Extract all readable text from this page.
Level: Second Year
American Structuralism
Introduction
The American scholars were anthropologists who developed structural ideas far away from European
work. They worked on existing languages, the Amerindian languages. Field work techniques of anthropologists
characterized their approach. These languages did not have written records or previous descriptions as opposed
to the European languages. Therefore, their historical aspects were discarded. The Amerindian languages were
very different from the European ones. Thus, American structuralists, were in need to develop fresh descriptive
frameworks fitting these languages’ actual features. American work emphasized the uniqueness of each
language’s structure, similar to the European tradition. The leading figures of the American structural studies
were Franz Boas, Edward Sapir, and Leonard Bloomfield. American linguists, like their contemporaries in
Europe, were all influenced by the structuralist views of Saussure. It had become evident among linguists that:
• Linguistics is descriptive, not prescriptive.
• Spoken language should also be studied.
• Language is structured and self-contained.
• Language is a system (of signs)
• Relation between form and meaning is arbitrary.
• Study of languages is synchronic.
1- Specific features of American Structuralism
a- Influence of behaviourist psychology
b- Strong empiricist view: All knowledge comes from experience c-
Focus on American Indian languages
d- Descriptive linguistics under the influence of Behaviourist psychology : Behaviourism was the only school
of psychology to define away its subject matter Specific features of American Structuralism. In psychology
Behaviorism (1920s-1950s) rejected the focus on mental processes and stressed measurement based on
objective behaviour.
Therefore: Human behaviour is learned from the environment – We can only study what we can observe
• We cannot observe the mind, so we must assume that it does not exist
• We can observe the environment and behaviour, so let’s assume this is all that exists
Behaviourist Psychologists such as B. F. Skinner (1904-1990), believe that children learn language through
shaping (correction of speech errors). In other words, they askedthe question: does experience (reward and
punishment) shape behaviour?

════

WHAT TO PRODUCE: Return each line among the entries that holds the word "features".

WRITTEN ANSWER:
frameworks fitting these languages’ actual features. American work emphasized the uniqueness of each
1- Specific features of American Structuralism
of psychology to define away its subject matter Specific features of American Structuralism. In psychology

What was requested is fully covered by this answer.